Exercise
List every line below containing "structured".

◇ ◇ ◇ ◇ ◇ ◇ ◇

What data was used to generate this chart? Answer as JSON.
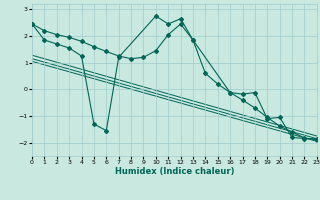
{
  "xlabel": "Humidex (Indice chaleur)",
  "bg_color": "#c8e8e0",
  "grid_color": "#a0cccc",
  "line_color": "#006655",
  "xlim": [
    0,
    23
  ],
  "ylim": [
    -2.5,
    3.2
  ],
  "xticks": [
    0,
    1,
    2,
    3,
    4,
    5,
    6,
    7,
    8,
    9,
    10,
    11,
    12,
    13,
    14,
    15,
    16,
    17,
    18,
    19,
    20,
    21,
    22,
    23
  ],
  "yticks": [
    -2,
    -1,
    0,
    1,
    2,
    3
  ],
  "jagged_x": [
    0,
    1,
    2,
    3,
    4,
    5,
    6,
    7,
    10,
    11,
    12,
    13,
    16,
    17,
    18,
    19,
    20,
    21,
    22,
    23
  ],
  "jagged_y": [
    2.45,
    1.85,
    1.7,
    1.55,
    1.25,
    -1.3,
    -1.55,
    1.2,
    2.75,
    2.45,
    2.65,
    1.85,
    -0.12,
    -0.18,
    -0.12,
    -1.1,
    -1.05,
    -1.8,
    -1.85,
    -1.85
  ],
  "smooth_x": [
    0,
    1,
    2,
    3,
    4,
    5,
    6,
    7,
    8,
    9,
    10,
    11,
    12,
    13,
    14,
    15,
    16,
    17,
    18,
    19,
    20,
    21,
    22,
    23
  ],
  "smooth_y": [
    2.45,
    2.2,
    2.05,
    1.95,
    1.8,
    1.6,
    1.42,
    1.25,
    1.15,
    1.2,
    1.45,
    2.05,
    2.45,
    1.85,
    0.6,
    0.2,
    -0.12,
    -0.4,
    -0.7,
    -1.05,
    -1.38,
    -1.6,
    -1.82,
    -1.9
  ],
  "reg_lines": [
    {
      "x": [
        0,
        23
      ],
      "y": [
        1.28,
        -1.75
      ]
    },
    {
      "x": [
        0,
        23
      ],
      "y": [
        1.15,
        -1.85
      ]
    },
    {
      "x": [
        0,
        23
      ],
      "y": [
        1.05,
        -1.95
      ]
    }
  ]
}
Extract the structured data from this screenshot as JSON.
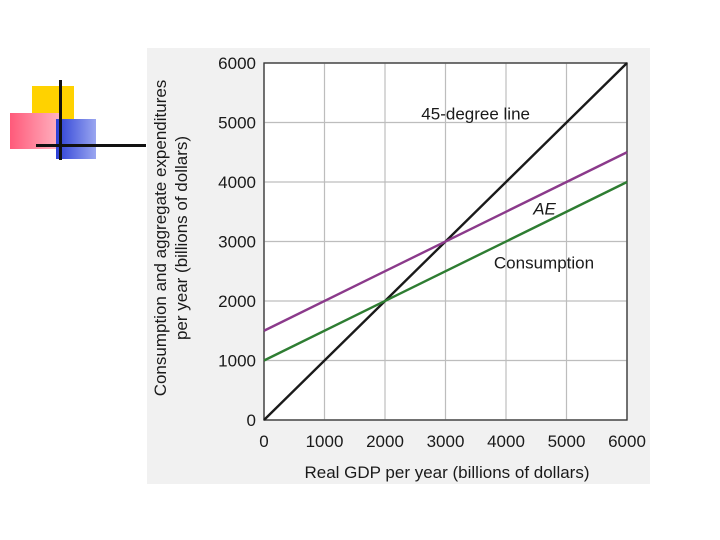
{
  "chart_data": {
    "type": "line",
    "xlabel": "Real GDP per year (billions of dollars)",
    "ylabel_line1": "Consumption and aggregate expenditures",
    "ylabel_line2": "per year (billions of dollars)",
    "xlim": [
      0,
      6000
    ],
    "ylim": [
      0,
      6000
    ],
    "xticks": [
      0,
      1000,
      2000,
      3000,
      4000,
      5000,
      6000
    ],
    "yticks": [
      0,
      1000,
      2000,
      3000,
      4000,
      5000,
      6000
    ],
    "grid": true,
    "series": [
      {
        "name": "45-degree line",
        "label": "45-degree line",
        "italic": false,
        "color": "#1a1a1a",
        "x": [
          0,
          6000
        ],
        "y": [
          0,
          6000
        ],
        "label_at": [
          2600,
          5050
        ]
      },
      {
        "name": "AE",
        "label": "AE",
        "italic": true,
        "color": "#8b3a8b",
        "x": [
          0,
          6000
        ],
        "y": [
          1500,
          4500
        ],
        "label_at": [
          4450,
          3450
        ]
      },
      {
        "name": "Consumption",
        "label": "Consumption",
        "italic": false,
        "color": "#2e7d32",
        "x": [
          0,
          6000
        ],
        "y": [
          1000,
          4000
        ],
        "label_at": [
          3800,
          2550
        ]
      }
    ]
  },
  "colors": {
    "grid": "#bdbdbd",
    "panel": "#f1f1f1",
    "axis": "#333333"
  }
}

◇ ◇ ◇ ◇ ◇ ◇ ◇

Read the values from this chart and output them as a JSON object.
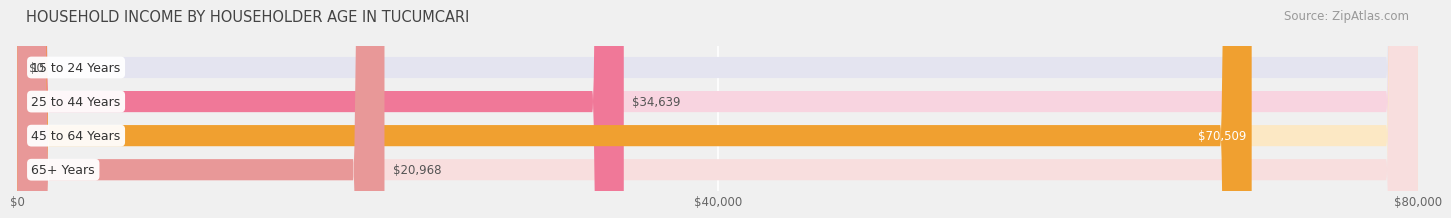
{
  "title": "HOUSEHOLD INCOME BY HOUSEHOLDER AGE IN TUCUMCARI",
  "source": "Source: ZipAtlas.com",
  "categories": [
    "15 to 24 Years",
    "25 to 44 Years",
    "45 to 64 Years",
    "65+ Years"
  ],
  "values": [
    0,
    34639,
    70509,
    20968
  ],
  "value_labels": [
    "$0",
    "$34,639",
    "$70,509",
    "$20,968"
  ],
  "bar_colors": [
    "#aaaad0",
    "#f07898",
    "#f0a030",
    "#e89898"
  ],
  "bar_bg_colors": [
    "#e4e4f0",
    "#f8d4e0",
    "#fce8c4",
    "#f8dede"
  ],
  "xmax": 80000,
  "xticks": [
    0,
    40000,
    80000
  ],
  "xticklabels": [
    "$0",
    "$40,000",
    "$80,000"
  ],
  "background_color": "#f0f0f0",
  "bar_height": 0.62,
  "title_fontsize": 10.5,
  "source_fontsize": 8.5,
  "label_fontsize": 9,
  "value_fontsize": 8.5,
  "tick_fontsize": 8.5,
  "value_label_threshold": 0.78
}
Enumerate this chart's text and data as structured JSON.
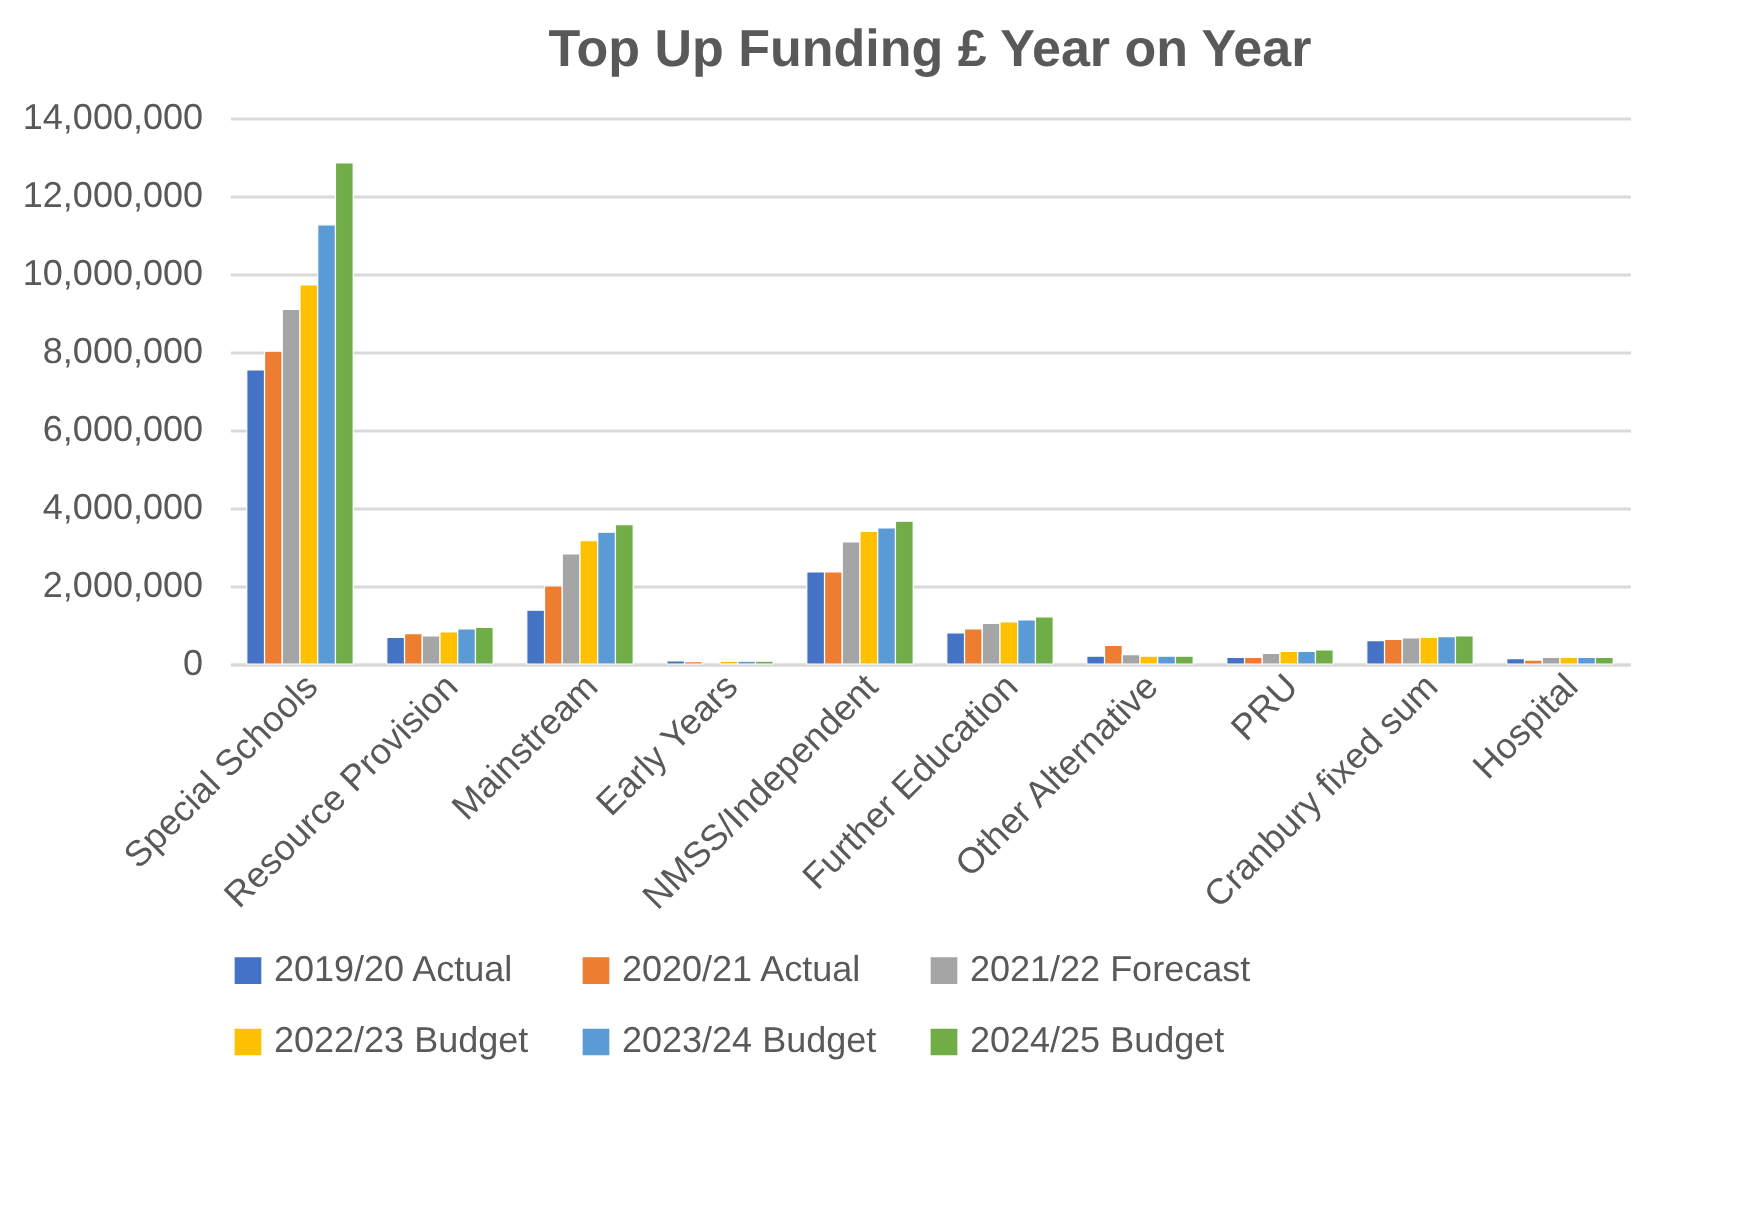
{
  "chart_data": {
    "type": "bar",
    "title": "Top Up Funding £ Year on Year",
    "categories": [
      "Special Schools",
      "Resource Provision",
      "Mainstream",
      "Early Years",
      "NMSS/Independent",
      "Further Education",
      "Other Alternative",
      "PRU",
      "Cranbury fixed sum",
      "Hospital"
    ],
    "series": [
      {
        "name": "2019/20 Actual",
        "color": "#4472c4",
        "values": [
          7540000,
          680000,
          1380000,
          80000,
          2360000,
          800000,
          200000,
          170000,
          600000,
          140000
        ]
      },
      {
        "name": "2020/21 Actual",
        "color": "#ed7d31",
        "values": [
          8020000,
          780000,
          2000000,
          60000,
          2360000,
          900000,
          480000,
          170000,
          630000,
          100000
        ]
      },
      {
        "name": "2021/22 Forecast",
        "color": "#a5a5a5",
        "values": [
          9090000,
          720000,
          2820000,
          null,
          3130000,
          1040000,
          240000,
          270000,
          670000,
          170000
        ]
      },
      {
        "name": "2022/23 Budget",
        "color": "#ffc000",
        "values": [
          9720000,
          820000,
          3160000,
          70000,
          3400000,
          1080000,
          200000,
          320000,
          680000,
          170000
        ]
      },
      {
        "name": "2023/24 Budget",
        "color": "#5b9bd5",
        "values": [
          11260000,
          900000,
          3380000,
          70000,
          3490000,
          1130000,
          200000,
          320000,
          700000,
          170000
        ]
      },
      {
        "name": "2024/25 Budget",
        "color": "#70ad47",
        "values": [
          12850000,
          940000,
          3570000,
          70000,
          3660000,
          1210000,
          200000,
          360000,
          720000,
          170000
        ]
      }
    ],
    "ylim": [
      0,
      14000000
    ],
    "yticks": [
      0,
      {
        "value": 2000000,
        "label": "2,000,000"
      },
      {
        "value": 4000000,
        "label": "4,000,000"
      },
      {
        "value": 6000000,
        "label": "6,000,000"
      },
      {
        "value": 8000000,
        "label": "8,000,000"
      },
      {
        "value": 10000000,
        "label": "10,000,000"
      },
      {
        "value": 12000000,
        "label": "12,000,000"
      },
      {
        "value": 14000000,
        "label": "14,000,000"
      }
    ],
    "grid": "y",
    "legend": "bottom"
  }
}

◇ ◇ ◇ ◇ ◇ ◇ ◇

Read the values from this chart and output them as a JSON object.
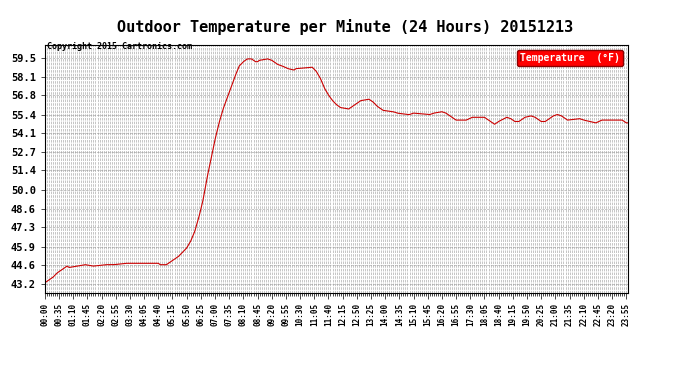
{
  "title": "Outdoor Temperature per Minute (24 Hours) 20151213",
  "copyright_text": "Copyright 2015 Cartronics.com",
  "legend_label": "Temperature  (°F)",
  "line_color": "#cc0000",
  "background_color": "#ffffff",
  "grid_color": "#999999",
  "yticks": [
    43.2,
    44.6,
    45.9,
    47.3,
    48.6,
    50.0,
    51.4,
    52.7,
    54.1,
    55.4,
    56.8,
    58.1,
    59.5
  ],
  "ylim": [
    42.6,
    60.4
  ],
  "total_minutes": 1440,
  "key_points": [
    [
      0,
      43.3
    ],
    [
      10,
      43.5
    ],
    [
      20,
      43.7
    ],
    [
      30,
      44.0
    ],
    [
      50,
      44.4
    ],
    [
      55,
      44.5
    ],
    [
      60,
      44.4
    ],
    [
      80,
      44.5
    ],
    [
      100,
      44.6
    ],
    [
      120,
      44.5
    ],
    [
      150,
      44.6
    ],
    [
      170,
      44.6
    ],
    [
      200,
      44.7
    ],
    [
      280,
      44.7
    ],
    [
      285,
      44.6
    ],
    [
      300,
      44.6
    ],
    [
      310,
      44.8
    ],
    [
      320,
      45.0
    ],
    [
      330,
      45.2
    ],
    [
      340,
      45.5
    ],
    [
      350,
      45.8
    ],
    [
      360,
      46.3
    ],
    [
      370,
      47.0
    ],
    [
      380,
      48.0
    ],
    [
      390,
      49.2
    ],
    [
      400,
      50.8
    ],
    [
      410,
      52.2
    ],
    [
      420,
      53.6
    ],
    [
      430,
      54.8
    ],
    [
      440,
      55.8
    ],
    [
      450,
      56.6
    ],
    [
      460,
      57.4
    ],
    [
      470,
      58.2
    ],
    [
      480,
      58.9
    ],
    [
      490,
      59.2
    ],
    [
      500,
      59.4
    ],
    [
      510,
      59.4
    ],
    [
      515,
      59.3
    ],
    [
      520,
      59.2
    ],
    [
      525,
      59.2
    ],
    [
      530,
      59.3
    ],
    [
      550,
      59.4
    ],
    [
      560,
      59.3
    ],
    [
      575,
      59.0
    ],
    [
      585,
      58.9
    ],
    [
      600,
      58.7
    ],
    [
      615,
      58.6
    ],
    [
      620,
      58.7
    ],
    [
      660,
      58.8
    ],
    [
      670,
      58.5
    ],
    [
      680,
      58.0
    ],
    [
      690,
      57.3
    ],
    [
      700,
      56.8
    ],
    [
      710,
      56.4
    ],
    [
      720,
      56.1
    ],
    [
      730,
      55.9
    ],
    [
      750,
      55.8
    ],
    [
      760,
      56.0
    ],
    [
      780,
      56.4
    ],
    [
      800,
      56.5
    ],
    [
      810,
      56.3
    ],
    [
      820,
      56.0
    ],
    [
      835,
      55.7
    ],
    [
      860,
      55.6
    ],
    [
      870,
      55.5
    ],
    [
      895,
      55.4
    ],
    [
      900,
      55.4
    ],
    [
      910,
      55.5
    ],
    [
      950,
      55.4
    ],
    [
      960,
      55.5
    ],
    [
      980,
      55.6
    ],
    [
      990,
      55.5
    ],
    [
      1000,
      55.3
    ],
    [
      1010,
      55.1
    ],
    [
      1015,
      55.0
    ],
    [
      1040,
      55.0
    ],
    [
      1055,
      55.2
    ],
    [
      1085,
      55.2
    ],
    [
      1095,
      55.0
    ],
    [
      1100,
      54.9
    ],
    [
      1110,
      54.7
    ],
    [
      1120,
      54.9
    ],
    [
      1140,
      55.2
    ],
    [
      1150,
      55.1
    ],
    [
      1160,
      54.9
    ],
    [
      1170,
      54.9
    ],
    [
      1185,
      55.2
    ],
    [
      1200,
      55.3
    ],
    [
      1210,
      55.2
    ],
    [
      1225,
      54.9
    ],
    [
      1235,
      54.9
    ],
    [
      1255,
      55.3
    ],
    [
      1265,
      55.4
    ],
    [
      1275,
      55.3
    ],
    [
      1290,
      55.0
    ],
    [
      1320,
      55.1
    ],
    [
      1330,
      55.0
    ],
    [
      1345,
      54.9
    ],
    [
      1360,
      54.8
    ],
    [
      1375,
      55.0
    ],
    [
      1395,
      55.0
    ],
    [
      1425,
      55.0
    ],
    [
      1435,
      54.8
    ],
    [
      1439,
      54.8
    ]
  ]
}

◇ ◇ ◇ ◇ ◇ ◇ ◇

Correct result
Extract the structured data from this screenshot as JSON.
Enumerate this chart's text and data as structured JSON.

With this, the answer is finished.